(WHAT YOU ARE ASKED TO DO): Repeat the full listing below verbatim and keep the images out.
## BEGIN
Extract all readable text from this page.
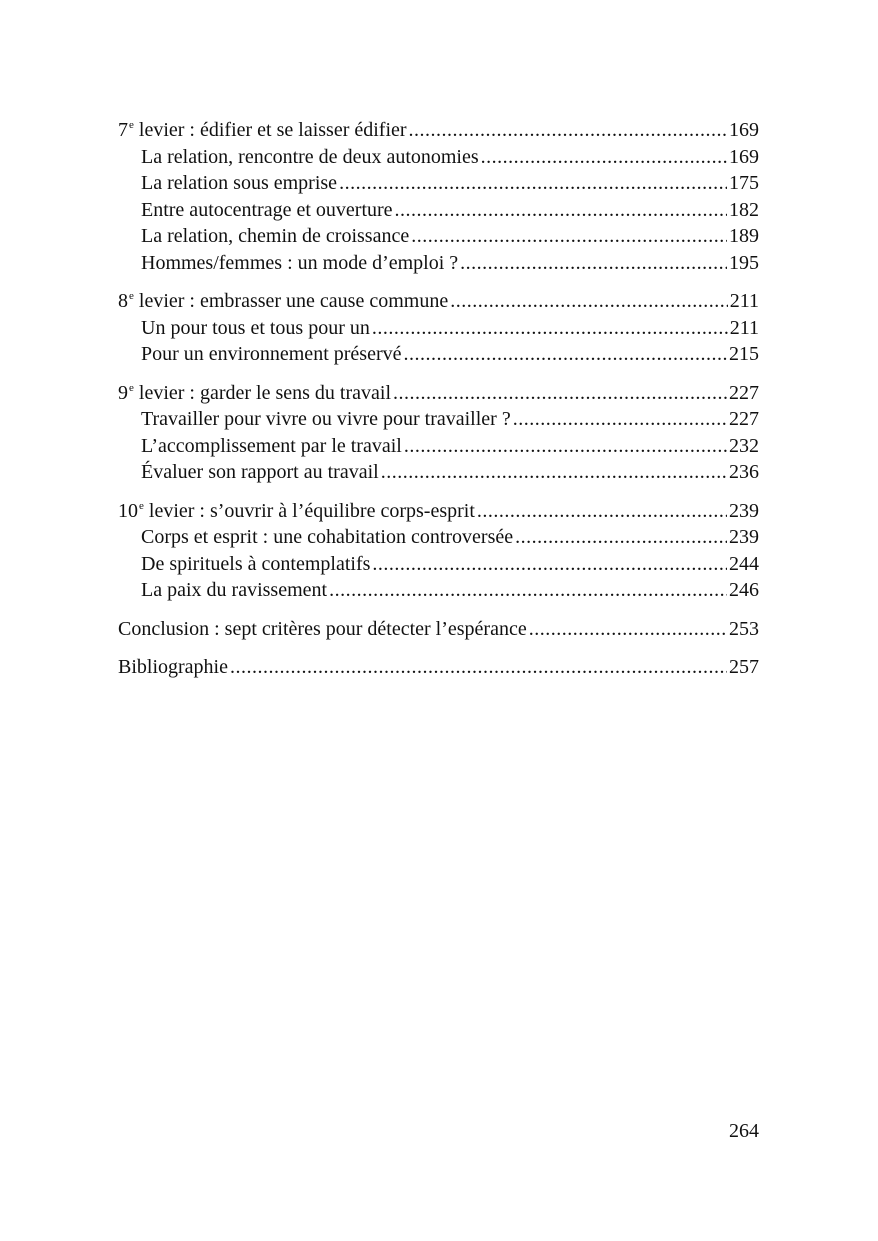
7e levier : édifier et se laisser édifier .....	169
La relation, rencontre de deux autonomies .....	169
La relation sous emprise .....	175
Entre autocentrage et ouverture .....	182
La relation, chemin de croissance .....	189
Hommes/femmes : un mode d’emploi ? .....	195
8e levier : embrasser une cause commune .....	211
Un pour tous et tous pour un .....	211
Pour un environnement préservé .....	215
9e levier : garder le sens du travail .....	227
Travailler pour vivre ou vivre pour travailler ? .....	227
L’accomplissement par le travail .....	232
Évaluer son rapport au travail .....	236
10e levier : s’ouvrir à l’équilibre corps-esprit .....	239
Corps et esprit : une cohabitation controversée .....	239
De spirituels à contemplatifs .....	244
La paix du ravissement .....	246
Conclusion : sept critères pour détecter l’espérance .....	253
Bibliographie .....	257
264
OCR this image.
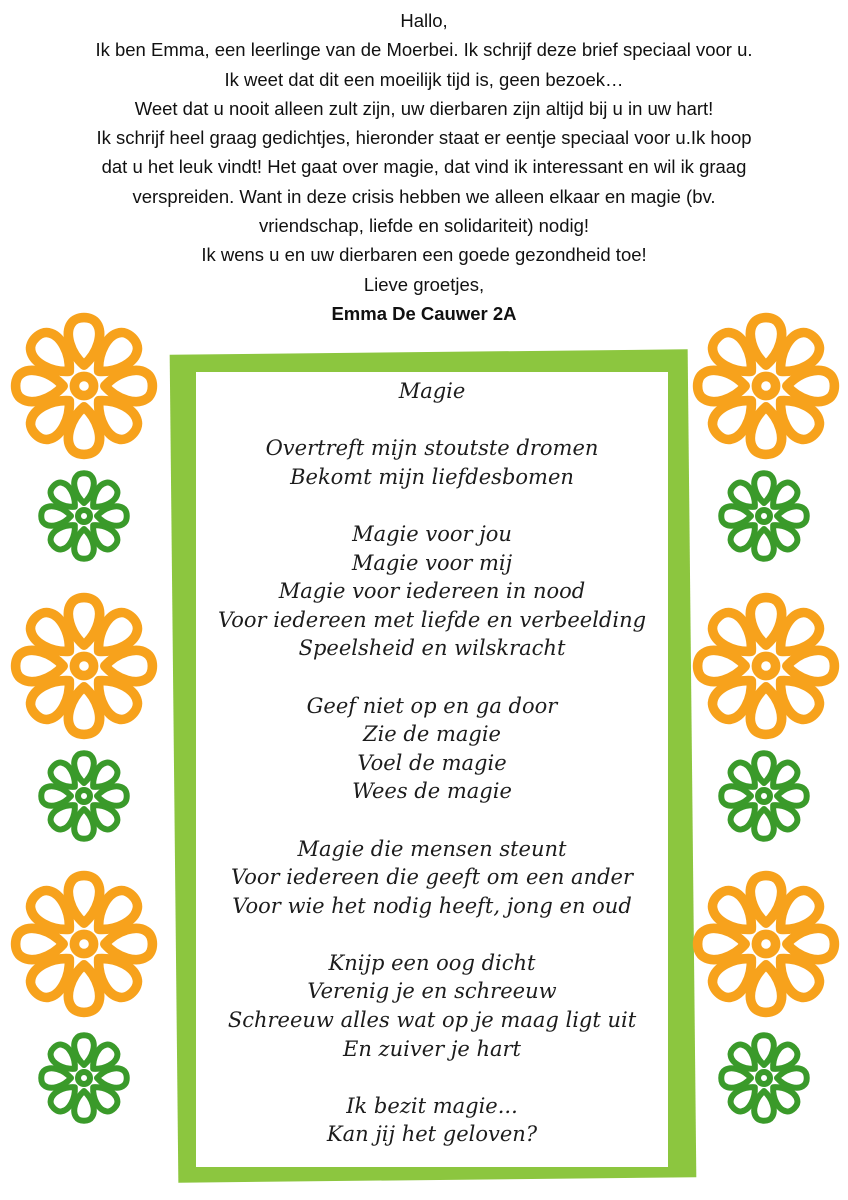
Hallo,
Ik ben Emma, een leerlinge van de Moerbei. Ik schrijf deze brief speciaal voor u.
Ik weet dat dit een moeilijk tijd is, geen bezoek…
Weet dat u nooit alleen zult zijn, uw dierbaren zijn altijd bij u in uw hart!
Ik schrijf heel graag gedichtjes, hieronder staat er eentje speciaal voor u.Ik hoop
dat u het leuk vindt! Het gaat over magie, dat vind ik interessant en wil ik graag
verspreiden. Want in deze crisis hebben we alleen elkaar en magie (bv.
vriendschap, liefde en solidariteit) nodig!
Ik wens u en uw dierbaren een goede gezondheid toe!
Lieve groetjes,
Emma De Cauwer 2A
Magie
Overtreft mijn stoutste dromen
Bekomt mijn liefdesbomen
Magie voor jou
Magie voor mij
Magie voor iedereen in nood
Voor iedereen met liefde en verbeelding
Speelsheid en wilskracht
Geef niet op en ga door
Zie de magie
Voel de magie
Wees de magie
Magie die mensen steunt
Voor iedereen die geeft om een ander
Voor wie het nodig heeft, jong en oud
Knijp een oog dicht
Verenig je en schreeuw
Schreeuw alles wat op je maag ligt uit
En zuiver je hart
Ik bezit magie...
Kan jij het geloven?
## END
(SOLUTION FOR THIS PROBLEM):
Extract all readable text from this page.
7e levier : édifier et se laisser édifier .....	169
La relation, rencontre de deux autonomies .....	169
La relation sous emprise .....	175
Entre autocentrage et ouverture .....	182
La relation, chemin de croissance .....	189
Hommes/femmes : un mode d’emploi ? .....	195
8e levier : embrasser une cause commune .....	211
Un pour tous et tous pour un .....	211
Pour un environnement préservé .....	215
9e levier : garder le sens du travail .....	227
Travailler pour vivre ou vivre pour travailler ? .....	227
L’accomplissement par le travail .....	232
Évaluer son rapport au travail .....	236
10e levier : s’ouvrir à l’équilibre corps-esprit .....	239
Corps et esprit : une cohabitation controversée .....	239
De spirituels à contemplatifs .....	244
La paix du ravissement .....	246
Conclusion : sept critères pour détecter l’espérance .....	253
Bibliographie .....	257
264
OCR this image.
Hallo,
Ik ben Emma, een leerlinge van de Moerbei. Ik schrijf deze brief speciaal voor u.
Ik weet dat dit een moeilijk tijd is, geen bezoek…
Weet dat u nooit alleen zult zijn, uw dierbaren zijn altijd bij u in uw hart!
Ik schrijf heel graag gedichtjes, hieronder staat er eentje speciaal voor u.Ik hoop
dat u het leuk vindt! Het gaat over magie, dat vind ik interessant en wil ik graag
verspreiden. Want in deze crisis hebben we alleen elkaar en magie (bv.
vriendschap, liefde en solidariteit) nodig!
Ik wens u en uw dierbaren een goede gezondheid toe!
Lieve groetjes,
Emma De Cauwer 2A
Magie
Overtreft mijn stoutste dromen
Bekomt mijn liefdesbomen
Magie voor jou
Magie voor mij
Magie voor iedereen in nood
Voor iedereen met liefde en verbeelding
Speelsheid en wilskracht
Geef niet op en ga door
Zie de magie
Voel de magie
Wees de magie
Magie die mensen steunt
Voor iedereen die geeft om een ander
Voor wie het nodig heeft, jong en oud
Knijp een oog dicht
Verenig je en schreeuw
Schreeuw alles wat op je maag ligt uit
En zuiver je hart
Ik bezit magie...
Kan jij het geloven?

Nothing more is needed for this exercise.